§ **EXERCISE DETAILS**: Sift the listing for lines that hold the string "odpowiadać" and pull them out.
>>>
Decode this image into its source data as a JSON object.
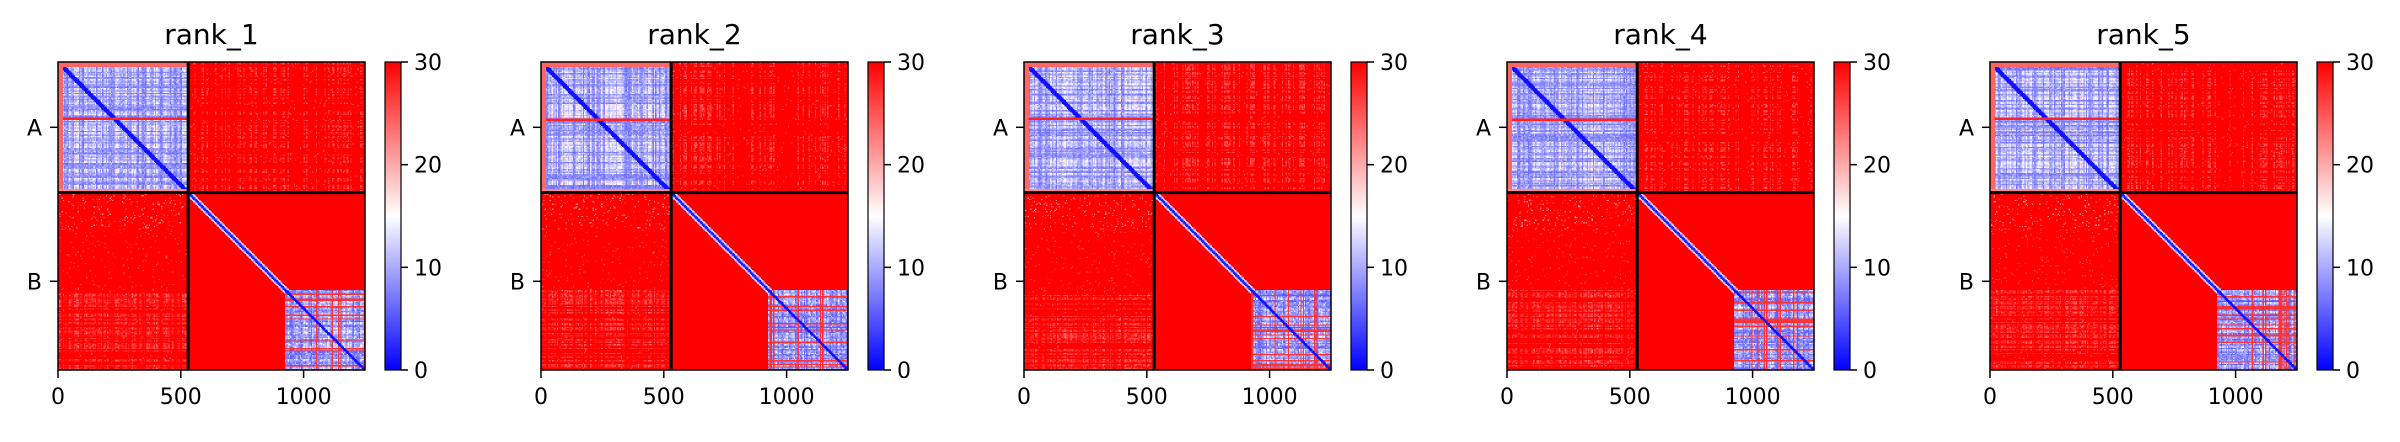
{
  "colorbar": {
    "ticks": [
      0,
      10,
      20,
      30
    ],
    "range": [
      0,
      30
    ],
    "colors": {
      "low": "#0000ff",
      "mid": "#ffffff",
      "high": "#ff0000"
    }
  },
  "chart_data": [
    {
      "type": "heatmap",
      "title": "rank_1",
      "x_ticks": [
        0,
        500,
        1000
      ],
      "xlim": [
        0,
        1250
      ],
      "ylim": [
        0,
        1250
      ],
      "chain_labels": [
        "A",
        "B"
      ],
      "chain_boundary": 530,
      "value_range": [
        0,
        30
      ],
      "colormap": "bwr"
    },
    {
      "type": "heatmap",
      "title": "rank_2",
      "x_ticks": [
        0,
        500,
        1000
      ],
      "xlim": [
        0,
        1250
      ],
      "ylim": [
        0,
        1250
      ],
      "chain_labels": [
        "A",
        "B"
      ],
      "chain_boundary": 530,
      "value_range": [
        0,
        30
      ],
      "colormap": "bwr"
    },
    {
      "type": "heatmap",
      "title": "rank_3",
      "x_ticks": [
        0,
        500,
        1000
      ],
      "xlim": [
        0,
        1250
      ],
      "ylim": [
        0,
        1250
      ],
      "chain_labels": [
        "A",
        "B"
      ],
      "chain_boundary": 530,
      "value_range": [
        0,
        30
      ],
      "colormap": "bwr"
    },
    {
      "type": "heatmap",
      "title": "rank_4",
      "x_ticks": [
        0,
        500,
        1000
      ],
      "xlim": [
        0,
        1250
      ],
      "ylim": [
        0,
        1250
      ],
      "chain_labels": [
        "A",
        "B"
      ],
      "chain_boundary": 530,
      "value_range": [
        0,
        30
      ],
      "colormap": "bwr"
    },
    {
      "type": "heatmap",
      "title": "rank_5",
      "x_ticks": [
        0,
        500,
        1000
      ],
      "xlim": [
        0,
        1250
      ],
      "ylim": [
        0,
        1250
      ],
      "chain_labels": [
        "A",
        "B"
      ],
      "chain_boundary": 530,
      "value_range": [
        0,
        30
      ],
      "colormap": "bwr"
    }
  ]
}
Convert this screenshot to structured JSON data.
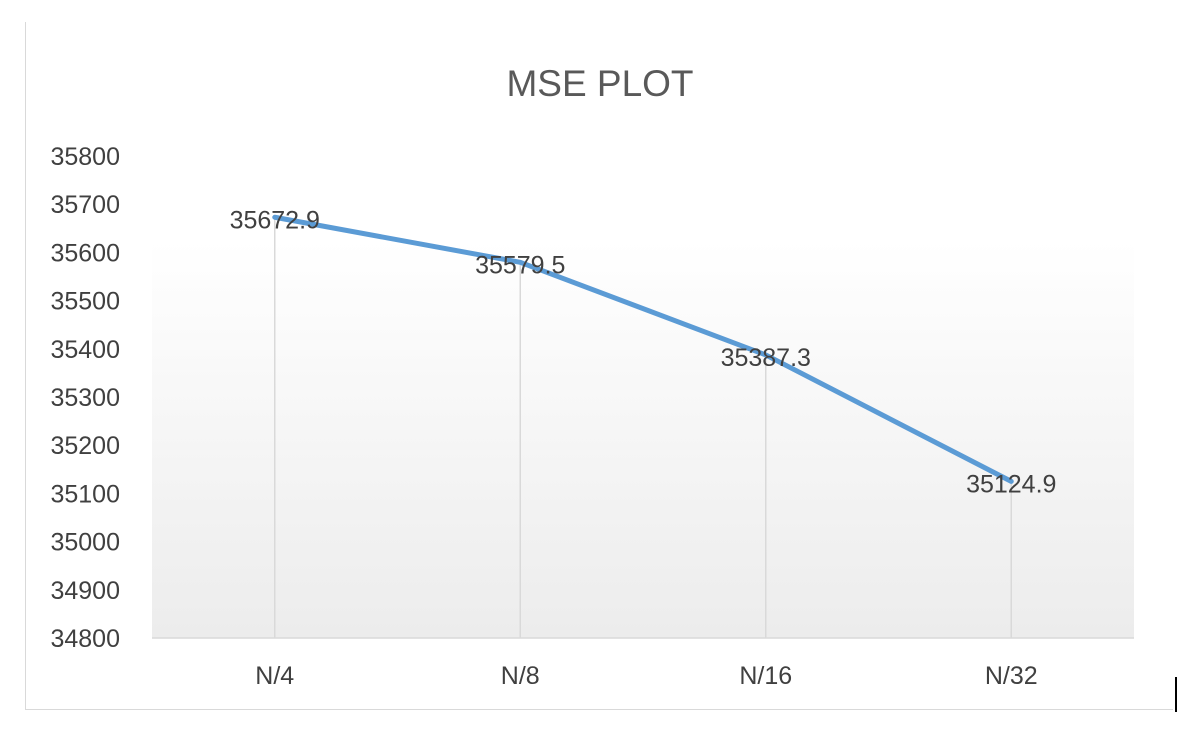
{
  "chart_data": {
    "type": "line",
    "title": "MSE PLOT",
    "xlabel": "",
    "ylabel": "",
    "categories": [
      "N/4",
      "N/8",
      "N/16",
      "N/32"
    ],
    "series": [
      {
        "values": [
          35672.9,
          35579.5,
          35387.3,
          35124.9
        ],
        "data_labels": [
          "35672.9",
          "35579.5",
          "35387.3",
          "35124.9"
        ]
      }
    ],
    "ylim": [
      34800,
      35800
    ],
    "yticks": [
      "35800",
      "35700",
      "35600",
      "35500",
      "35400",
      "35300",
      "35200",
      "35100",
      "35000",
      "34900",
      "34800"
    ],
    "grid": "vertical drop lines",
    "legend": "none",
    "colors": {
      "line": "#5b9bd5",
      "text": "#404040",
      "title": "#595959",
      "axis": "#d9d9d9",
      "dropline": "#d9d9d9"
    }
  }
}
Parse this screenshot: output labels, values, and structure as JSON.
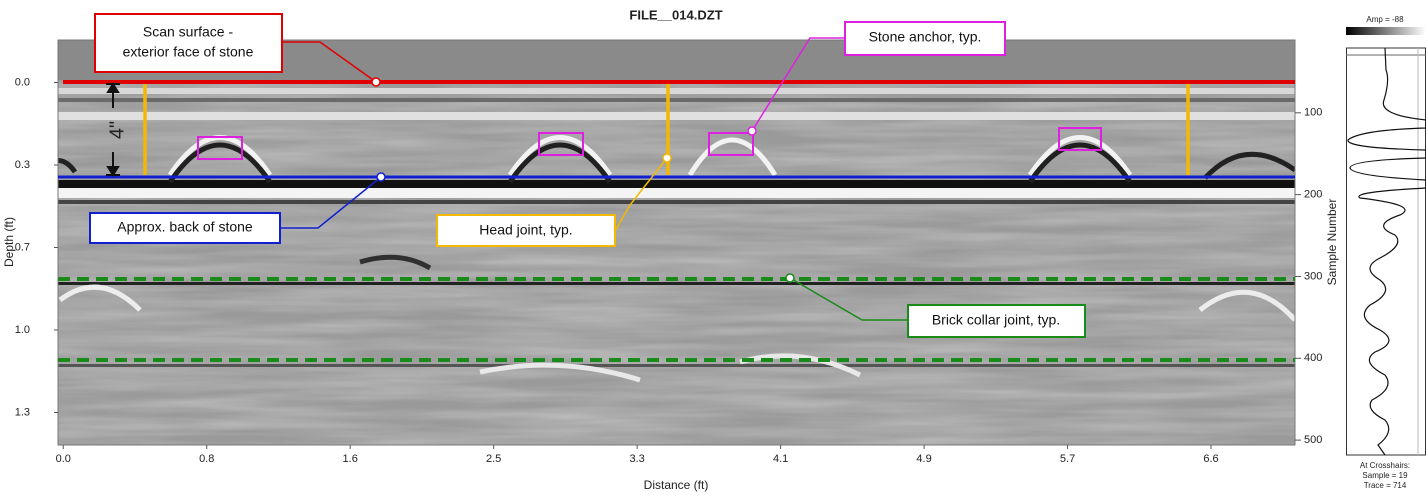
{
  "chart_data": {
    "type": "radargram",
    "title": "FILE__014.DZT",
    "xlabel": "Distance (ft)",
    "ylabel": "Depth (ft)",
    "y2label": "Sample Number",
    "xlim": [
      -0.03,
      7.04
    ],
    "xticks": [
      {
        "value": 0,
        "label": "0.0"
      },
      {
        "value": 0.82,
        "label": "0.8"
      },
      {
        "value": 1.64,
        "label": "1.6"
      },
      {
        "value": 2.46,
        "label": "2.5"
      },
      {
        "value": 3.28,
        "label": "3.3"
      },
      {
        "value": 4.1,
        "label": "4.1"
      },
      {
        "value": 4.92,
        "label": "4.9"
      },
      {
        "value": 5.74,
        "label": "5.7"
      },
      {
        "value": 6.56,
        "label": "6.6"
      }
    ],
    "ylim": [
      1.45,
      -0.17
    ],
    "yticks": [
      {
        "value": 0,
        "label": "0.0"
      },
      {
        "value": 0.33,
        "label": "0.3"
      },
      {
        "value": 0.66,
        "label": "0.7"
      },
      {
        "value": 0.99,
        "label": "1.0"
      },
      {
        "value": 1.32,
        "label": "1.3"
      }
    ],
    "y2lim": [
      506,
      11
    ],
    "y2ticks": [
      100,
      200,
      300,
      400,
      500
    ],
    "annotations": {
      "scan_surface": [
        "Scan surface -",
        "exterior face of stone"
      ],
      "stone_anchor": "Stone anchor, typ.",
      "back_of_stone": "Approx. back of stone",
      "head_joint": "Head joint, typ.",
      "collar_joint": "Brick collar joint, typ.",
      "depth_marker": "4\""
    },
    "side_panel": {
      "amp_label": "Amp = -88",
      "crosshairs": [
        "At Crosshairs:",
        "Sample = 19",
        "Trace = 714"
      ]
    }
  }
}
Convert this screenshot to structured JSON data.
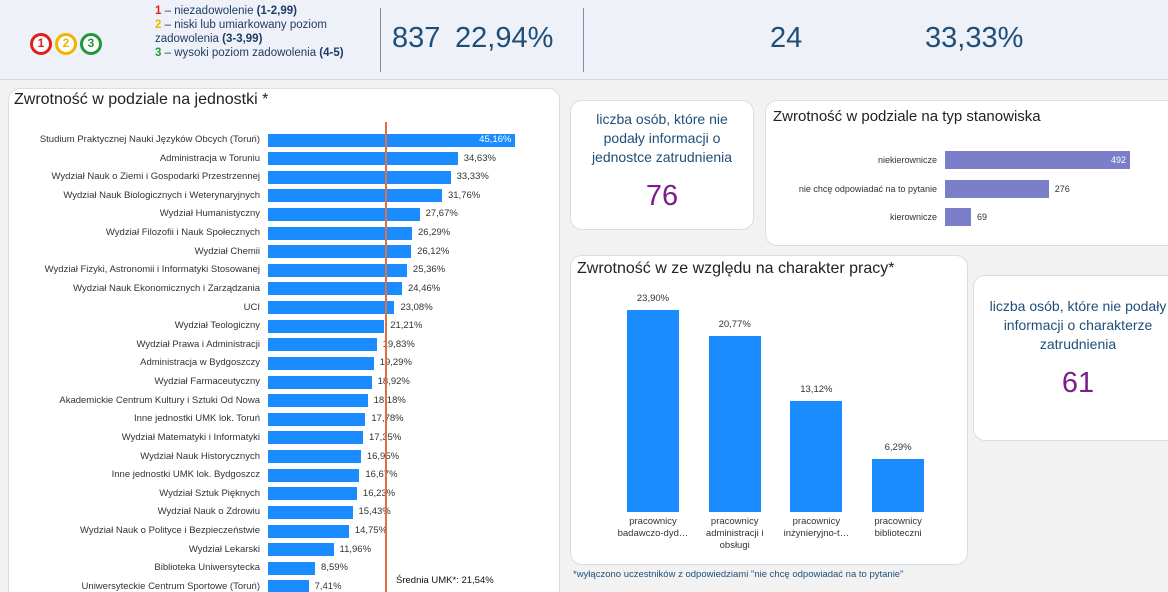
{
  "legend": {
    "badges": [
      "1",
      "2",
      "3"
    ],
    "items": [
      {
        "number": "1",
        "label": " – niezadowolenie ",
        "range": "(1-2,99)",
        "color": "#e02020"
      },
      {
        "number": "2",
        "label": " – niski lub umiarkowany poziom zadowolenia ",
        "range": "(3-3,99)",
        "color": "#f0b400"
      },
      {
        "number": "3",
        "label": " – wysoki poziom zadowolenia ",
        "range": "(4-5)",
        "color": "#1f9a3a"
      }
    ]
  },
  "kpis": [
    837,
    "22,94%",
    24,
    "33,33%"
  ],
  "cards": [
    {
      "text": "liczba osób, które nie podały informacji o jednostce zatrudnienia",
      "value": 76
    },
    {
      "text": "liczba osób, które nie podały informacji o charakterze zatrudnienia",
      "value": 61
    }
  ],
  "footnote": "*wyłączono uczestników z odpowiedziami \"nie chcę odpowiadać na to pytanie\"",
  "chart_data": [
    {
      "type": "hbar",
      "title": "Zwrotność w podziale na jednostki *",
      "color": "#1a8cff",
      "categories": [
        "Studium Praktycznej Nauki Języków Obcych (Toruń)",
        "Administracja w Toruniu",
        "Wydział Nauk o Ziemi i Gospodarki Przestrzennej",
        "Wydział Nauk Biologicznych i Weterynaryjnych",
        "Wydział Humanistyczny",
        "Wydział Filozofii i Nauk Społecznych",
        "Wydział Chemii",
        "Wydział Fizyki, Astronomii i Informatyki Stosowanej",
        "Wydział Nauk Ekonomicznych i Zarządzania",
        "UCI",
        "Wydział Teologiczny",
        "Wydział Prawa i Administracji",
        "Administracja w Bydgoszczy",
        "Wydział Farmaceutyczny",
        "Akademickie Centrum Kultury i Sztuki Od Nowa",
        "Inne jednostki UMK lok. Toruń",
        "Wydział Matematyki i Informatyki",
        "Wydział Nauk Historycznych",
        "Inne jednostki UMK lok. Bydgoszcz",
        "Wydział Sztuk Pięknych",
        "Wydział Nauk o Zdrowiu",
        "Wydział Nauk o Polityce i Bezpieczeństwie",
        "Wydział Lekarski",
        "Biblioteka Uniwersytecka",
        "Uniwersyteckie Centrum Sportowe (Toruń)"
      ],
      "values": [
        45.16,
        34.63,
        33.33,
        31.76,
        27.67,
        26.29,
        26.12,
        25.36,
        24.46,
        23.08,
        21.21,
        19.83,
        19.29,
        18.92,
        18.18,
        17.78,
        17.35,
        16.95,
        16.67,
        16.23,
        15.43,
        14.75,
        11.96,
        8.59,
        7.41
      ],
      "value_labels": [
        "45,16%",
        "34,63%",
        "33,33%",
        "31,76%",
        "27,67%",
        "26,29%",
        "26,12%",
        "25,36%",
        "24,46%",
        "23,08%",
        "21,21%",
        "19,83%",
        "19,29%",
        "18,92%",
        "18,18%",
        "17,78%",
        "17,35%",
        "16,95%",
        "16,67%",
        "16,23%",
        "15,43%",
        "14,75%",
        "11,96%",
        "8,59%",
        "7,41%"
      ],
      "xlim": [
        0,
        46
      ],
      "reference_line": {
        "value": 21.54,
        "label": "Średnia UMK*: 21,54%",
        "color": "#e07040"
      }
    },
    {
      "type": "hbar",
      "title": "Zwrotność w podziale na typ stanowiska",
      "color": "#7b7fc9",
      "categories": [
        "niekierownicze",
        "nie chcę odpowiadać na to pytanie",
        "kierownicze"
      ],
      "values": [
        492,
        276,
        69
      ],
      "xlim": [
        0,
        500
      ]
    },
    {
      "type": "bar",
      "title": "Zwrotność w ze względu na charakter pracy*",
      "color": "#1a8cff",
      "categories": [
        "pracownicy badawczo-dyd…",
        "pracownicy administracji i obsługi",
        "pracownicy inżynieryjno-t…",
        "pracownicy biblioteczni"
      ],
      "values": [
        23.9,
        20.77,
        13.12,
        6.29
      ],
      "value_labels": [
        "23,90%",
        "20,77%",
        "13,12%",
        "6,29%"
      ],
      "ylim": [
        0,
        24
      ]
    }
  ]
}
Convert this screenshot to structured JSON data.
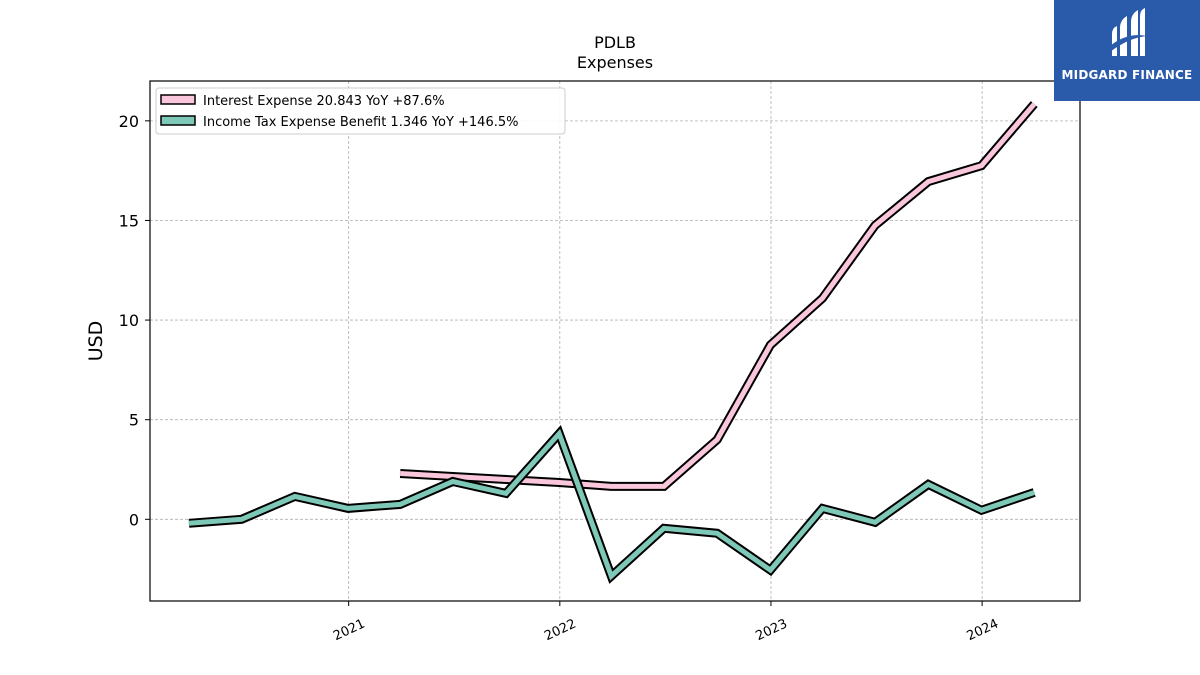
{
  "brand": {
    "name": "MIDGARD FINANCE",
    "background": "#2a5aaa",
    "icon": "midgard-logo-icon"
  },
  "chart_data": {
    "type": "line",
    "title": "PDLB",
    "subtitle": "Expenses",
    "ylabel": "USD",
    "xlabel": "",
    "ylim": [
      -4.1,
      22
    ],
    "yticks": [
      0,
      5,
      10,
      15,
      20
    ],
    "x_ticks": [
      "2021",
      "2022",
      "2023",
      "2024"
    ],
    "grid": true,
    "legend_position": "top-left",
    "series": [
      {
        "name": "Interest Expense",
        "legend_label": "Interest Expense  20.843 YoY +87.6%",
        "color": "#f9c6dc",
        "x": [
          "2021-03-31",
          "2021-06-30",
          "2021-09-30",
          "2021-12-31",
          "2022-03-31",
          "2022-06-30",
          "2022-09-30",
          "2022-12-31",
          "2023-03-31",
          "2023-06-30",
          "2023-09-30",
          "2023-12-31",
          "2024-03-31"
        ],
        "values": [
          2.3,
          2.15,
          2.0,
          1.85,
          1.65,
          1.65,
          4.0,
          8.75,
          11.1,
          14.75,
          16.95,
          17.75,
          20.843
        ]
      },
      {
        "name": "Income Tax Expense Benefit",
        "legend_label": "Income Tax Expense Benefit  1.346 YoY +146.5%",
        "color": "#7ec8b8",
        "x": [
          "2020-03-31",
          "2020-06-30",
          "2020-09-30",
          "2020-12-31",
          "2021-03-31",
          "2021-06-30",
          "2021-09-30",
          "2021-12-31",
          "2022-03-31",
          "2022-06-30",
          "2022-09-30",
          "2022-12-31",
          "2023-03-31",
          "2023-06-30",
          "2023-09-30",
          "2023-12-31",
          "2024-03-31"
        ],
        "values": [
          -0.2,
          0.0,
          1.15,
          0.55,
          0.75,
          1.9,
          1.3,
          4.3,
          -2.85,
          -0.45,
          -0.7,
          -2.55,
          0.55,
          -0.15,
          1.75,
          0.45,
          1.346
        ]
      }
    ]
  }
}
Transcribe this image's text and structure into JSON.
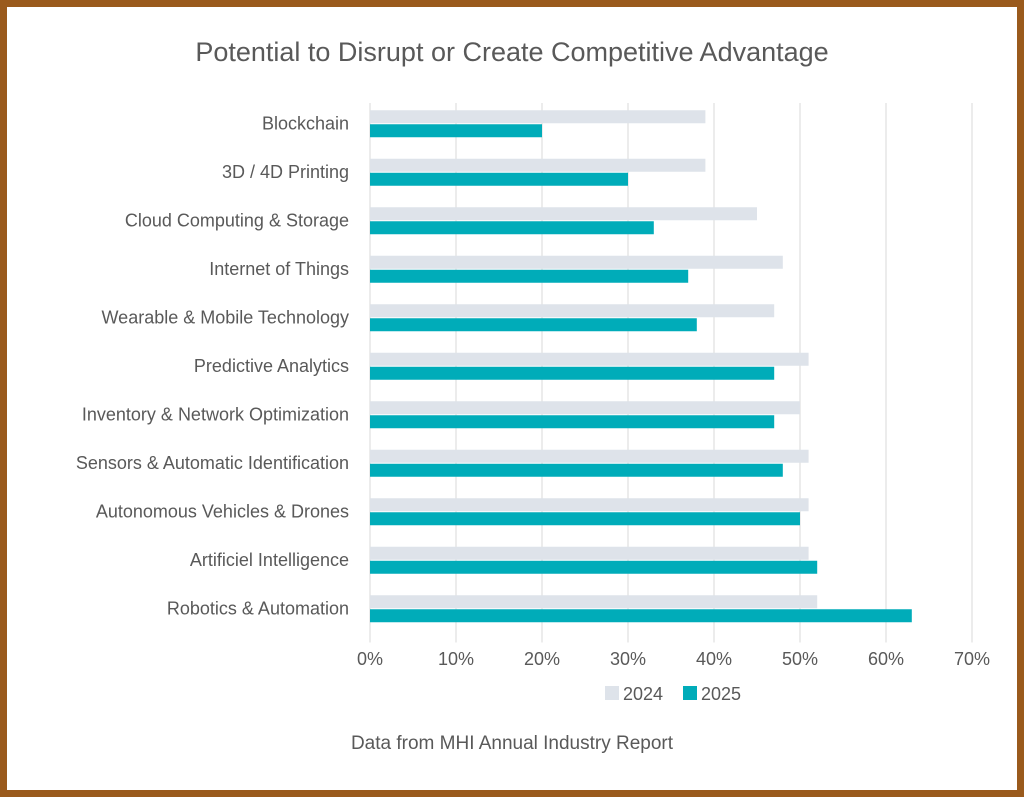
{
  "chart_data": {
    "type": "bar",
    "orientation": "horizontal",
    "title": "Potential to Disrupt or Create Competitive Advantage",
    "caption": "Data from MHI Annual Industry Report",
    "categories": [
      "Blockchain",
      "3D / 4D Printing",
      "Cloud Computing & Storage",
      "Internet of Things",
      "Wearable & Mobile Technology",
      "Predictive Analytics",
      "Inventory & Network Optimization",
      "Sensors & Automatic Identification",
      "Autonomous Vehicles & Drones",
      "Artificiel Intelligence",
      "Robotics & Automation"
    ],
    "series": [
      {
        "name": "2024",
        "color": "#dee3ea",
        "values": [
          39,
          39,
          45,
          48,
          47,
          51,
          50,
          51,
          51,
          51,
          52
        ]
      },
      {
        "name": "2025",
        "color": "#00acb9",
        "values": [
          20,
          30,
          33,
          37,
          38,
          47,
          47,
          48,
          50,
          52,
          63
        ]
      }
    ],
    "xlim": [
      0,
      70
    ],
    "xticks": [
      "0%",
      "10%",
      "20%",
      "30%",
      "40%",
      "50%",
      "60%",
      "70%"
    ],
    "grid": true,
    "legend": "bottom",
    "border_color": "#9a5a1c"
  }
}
<<<
§ **WRITTEN RESPONSE**:
  "footnote": "*wyłączono uczestników z odpowiedziami \"nie chcę odpowiadać na to pytanie\"",
        "nie chcę odpowiadać na to pytanie",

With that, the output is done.